▸ BRIEF
Take each line containing the word "title" and copy it.

___ RECORDED DATA ___

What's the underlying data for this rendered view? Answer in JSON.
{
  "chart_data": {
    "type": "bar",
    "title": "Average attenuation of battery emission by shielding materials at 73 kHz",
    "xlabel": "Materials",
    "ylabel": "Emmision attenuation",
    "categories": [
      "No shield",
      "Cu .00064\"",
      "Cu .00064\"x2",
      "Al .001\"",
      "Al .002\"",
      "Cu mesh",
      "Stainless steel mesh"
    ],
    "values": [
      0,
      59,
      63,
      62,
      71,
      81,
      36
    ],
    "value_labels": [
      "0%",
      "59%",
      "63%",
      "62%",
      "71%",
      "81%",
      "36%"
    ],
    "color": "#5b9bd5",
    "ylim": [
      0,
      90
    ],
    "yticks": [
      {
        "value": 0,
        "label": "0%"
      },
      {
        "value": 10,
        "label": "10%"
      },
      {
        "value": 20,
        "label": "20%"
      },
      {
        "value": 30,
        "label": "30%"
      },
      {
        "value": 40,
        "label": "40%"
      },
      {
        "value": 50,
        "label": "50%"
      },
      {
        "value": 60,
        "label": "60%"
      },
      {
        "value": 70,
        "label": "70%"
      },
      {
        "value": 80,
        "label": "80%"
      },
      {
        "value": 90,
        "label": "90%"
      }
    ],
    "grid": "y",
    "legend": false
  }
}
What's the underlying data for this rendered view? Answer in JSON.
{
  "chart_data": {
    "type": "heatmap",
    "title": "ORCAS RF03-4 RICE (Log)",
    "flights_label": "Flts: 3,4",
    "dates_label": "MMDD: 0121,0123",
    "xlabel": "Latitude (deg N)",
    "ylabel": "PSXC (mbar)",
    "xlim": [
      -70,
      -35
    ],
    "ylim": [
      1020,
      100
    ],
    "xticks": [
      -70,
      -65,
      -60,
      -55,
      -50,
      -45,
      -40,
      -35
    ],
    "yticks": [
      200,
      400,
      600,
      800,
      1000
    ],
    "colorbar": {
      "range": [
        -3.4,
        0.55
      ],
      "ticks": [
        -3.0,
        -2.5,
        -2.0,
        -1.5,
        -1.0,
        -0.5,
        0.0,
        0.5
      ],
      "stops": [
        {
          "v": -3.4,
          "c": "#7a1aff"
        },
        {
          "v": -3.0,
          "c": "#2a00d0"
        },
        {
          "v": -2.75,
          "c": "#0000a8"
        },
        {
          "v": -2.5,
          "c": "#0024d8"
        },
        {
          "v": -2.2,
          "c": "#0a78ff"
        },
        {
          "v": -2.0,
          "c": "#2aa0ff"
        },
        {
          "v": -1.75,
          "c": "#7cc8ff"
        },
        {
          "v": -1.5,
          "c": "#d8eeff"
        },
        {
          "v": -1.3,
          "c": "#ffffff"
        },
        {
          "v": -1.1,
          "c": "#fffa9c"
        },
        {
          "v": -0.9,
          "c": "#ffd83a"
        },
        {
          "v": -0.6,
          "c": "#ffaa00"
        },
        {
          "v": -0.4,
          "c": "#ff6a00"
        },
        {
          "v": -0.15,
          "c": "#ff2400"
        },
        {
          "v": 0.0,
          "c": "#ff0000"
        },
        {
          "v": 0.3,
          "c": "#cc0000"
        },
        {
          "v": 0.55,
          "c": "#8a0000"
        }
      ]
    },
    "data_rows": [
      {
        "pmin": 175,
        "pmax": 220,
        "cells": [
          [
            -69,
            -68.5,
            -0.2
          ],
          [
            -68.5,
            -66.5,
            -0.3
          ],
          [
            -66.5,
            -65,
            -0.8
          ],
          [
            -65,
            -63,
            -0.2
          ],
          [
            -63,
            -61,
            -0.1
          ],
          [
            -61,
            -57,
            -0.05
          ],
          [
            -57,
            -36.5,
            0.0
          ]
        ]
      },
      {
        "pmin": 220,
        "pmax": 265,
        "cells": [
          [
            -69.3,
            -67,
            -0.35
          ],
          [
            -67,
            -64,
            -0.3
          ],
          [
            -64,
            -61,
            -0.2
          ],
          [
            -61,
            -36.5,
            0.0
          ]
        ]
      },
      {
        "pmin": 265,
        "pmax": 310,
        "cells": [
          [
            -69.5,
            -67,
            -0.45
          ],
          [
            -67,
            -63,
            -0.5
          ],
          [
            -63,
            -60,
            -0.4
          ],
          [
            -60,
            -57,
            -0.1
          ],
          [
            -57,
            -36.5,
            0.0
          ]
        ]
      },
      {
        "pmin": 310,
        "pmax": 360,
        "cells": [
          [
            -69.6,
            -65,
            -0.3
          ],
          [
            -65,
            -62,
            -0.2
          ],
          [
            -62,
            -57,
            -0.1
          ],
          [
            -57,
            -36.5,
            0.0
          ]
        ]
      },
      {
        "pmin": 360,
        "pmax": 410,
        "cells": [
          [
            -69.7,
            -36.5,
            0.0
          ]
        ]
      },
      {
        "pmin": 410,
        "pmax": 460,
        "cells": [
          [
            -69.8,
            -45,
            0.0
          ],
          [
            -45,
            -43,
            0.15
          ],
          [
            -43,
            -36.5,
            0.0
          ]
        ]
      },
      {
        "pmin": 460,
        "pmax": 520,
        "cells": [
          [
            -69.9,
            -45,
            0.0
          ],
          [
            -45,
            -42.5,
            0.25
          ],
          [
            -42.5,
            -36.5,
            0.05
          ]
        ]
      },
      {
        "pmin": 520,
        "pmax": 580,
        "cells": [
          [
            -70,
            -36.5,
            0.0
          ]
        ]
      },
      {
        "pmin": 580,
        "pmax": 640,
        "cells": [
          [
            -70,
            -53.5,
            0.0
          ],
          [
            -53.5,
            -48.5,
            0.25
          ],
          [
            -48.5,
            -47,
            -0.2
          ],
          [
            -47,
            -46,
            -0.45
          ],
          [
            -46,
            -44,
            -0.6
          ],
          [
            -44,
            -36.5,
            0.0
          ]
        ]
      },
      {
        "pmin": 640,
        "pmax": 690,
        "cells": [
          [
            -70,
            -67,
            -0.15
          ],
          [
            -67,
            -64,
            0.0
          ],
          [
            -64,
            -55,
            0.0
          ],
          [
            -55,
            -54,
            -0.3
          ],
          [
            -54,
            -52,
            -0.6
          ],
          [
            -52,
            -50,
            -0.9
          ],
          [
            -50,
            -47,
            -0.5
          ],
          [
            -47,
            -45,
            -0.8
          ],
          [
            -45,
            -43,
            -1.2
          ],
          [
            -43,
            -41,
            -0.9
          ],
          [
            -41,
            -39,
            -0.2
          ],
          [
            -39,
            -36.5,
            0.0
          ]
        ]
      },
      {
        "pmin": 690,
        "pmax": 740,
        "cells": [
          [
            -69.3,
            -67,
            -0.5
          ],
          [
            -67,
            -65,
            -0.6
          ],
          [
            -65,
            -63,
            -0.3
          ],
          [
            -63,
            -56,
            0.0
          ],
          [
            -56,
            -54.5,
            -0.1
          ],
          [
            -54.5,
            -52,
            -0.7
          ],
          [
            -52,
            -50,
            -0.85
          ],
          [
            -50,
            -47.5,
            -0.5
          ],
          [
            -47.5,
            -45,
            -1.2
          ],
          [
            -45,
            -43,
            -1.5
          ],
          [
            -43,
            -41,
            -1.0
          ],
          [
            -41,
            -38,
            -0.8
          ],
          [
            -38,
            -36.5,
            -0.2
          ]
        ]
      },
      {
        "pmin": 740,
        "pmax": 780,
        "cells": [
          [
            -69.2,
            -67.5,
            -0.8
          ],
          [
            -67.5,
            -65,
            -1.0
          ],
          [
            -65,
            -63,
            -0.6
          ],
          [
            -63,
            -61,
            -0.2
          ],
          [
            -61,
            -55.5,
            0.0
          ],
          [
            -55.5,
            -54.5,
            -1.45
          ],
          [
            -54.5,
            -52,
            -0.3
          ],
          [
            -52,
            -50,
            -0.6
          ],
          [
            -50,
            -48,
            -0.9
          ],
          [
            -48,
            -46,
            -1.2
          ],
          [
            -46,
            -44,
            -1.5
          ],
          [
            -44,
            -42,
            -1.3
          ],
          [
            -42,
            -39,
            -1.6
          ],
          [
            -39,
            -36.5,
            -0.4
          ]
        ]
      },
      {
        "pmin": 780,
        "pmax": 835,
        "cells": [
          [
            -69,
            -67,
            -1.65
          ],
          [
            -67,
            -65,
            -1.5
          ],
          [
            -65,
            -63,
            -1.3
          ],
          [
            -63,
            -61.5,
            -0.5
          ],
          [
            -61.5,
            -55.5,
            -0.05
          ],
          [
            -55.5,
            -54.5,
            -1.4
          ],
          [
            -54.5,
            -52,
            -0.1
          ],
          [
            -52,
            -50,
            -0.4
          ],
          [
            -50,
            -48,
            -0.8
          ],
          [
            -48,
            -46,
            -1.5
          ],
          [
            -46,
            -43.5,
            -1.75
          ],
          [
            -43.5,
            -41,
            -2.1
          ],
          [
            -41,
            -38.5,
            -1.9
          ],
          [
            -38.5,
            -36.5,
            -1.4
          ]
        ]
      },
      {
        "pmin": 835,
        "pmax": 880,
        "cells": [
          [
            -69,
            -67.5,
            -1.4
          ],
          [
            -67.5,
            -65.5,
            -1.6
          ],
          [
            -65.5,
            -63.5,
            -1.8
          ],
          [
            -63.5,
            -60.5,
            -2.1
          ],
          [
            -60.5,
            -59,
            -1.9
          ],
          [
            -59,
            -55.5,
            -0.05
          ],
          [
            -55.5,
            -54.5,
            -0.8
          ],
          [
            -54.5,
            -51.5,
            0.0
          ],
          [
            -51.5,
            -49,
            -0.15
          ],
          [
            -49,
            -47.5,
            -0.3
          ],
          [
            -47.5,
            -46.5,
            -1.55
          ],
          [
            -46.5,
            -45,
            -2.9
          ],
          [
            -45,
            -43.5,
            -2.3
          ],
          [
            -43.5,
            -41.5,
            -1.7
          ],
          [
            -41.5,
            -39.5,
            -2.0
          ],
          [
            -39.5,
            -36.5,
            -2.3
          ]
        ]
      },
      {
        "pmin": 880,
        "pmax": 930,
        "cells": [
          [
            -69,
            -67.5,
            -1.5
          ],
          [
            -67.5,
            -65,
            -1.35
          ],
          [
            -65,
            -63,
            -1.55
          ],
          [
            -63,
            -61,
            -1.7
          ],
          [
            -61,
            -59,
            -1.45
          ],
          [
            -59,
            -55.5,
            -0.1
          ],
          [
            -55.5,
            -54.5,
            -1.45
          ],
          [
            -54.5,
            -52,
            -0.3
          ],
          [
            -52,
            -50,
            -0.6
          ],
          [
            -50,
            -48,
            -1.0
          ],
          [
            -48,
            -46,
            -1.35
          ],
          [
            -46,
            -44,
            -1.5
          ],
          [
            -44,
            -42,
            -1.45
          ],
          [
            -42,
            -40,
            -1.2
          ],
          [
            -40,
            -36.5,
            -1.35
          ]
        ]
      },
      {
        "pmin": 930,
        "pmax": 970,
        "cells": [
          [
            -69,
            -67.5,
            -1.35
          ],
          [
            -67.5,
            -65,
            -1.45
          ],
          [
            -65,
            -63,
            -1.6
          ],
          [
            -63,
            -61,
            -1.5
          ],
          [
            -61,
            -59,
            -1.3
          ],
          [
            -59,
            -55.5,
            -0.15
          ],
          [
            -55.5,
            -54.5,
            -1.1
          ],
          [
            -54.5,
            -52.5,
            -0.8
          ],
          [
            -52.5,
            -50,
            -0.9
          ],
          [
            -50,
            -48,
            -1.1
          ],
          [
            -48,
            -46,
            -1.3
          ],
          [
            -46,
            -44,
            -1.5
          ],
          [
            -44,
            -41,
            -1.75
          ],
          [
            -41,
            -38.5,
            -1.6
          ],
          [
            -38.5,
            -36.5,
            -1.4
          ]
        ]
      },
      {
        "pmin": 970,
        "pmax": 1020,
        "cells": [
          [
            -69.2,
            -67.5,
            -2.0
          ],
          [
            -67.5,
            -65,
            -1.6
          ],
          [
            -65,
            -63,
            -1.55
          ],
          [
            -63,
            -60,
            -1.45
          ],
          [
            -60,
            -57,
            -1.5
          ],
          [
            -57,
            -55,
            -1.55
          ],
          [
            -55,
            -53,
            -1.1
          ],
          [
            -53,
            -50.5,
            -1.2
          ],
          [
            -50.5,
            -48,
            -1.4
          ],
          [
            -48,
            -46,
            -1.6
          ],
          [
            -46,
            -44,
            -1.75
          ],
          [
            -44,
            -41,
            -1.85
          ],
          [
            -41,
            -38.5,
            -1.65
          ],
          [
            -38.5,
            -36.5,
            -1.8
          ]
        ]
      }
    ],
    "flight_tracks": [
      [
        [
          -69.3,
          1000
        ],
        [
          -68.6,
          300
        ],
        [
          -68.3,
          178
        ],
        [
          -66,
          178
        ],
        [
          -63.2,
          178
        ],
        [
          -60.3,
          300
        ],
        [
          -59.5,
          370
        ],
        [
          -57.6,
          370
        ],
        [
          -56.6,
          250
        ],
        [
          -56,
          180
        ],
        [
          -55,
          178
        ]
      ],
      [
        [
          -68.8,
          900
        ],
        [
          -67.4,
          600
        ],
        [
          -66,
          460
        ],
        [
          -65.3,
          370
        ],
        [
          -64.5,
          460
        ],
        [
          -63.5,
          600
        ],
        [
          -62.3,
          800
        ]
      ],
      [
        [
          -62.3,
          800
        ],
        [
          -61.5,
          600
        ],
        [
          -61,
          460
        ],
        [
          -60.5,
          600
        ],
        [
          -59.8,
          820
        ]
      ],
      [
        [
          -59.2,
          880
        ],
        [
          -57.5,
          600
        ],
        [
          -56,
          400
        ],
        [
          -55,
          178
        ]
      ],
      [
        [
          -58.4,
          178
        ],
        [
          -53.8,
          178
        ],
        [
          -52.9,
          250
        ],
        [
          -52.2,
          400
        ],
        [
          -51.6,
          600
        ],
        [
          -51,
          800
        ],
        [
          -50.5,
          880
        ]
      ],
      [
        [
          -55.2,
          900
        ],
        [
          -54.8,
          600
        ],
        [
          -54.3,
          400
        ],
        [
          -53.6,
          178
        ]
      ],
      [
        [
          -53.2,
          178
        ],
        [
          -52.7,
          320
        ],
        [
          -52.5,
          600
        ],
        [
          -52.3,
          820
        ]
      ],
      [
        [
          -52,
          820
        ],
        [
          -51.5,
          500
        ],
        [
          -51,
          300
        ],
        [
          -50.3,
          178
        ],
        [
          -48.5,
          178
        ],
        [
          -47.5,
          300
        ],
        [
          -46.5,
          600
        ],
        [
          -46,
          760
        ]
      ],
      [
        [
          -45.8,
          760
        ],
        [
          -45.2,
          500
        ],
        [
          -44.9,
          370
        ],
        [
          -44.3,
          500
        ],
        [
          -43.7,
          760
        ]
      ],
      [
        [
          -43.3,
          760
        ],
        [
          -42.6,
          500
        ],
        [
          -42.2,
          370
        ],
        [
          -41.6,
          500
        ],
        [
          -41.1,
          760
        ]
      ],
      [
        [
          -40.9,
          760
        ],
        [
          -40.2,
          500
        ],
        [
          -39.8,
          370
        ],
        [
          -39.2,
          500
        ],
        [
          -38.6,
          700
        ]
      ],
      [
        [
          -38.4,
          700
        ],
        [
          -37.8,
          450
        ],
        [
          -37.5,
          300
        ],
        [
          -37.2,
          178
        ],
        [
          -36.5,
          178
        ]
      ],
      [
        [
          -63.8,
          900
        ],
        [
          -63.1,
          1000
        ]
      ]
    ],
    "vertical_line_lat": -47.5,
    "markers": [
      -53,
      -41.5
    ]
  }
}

___

▸ CORRECT OUTPUT
    "title": "Average attenuation of battery emission by shielding materials at 73 kHz",
    "title": "ORCAS RF03-4 RICE (Log)",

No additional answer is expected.